● TO DO:
Repeat the records exactly. Every line must match.

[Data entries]
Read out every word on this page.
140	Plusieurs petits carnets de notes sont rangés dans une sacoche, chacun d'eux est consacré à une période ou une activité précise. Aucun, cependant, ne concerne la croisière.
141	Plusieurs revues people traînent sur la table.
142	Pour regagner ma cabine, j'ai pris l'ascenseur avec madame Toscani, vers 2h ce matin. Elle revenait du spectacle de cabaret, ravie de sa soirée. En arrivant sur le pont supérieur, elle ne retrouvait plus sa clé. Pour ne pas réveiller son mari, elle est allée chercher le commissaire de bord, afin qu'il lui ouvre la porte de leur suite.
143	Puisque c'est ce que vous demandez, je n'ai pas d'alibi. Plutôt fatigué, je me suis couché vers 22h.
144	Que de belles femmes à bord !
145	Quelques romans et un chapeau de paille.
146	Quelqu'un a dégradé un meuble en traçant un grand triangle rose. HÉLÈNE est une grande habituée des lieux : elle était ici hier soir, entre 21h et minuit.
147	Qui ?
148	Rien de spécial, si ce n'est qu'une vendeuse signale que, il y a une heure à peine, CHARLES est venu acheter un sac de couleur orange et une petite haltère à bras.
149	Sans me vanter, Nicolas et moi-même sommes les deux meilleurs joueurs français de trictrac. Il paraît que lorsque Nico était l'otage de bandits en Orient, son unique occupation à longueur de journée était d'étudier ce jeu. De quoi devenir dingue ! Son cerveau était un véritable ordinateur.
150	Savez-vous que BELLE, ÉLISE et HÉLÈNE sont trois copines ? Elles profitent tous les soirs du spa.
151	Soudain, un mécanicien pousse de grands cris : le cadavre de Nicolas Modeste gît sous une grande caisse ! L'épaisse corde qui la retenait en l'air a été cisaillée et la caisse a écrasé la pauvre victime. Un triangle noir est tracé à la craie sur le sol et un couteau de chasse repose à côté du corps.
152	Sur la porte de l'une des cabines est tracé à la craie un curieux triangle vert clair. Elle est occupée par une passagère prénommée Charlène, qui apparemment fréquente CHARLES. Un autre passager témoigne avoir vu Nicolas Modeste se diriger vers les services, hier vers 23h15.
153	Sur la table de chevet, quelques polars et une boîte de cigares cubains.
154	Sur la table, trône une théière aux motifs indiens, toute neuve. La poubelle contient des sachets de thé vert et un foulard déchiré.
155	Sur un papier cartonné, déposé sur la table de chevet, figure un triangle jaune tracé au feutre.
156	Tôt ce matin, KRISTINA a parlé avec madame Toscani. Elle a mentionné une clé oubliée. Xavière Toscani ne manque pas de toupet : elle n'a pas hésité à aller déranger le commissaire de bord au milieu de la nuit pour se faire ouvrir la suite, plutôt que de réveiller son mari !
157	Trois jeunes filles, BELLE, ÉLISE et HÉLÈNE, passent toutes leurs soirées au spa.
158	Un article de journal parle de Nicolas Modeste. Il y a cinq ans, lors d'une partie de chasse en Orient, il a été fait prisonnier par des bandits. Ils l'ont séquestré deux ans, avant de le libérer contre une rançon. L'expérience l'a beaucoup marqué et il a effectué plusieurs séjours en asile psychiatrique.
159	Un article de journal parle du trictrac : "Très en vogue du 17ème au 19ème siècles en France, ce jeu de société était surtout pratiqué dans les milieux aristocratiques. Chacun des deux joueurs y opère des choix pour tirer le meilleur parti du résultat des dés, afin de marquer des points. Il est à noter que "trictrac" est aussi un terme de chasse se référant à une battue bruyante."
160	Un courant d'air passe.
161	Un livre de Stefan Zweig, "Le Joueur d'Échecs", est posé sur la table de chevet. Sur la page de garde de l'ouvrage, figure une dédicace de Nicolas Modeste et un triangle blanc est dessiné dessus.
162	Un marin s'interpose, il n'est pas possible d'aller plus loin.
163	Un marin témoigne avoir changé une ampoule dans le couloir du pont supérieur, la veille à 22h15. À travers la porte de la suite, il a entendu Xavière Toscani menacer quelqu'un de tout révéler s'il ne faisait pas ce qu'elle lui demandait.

● REPLY:
Read out every word on this page.
140	Plusieurs petits carnets de notes sont rangés dans une sacoche, chacun d'eux est consacré à une période ou une activité précise. Aucun, cependant, ne concerne la croisière.
141	Plusieurs revues people traînent sur la table.
142	Pour regagner ma cabine, j'ai pris l'ascenseur avec madame Toscani, vers 2h ce matin. Elle revenait du spectacle de cabaret, ravie de sa soirée. En arrivant sur le pont supérieur, elle ne retrouvait plus sa clé. Pour ne pas réveiller son mari, elle est allée chercher le commissaire de bord, afin qu'il lui ouvre la porte de leur suite.
143	Puisque c'est ce que vous demandez, je n'ai pas d'alibi. Plutôt fatigué, je me suis couché vers 22h.
144	Que de belles femmes à bord !
145	Quelques romans et un chapeau de paille.
146	Quelqu'un a dégradé un meuble en traçant un grand triangle rose. HÉLÈNE est une grande habituée des lieux : elle était ici hier soir, entre 21h et minuit.
147	Qui ?
148	Rien de spécial, si ce n'est qu'une vendeuse signale que, il y a une heure à peine, CHARLES est venu acheter un sac de couleur orange et une petite haltère à bras.
149	Sans me vanter, Nicolas et moi-même sommes les deux meilleurs joueurs français de trictrac. Il paraît que lorsque Nico était l'otage de bandits en Orient, son unique occupation à longueur de journée était d'étudier ce jeu. De quoi devenir dingue ! Son cerveau était un véritable ordinateur.
150	Savez-vous que BELLE, ÉLISE et HÉLÈNE sont trois copines ? Elles profitent tous les soirs du spa.
151	Soudain, un mécanicien pousse de grands cris : le cadavre de Nicolas Modeste gît sous une grande caisse ! L'épaisse corde qui la retenait en l'air a été cisaillée et la caisse a écrasé la pauvre victime. Un triangle noir est tracé à la craie sur le sol et un couteau de chasse repose à côté du corps.
152	Sur la porte de l'une des cabines est tracé à la craie un curieux triangle vert clair. Elle est occupée par une passagère prénommée Charlène, qui apparemment fréquente CHARLES. Un autre passager témoigne avoir vu Nicolas Modeste se diriger vers les services, hier vers 23h15.
153	Sur la table de chevet, quelques polars et une boîte de cigares cubains.
154	Sur la table, trône une théière aux motifs indiens, toute neuve. La poubelle contient des sachets de thé vert et un foulard déchiré.
155	Sur un papier cartonné, déposé sur la table de chevet, figure un triangle jaune tracé au feutre.
156	Tôt ce matin, KRISTINA a parlé avec madame Toscani. Elle a mentionné une clé oubliée. Xavière Toscani ne manque pas de toupet : elle n'a pas hésité à aller déranger le commissaire de bord au milieu de la nuit pour se faire ouvrir la suite, plutôt que de réveiller son mari !
157	Trois jeunes filles, BELLE, ÉLISE et HÉLÈNE, passent toutes leurs soirées au spa.
158	Un article de journal parle de Nicolas Modeste. Il y a cinq ans, lors d'une partie de chasse en Orient, il a été fait prisonnier par des bandits. Ils l'ont séquestré deux ans, avant de le libérer contre une rançon. L'expérience l'a beaucoup marqué et il a effectué plusieurs séjours en asile psychiatrique.
159	Un article de journal parle du trictrac : "Très en vogue du 17ème au 19ème siècles en France, ce jeu de société était surtout pratiqué dans les milieux aristocratiques. Chacun des deux joueurs y opère des choix pour tirer le meilleur parti du résultat des dés, afin de marquer des points. Il est à noter que "trictrac" est aussi un terme de chasse se référant à une battue bruyante."
160	Un courant d'air passe.
161	Un livre de Stefan Zweig, "Le Joueur d'Échecs", est posé sur la table de chevet. Sur la page de garde de l'ouvrage, figure une dédicace de Nicolas Modeste et un triangle blanc est dessiné dessus.
162	Un marin s'interpose, il n'est pas possible d'aller plus loin.
163	Un marin témoigne avoir changé une ampoule dans le couloir du pont supérieur, la veille à 22h15. À travers la porte de la suite, il a entendu Xavière Toscani menacer quelqu'un de tout révéler s'il ne faisait pas ce qu'elle lui demandait.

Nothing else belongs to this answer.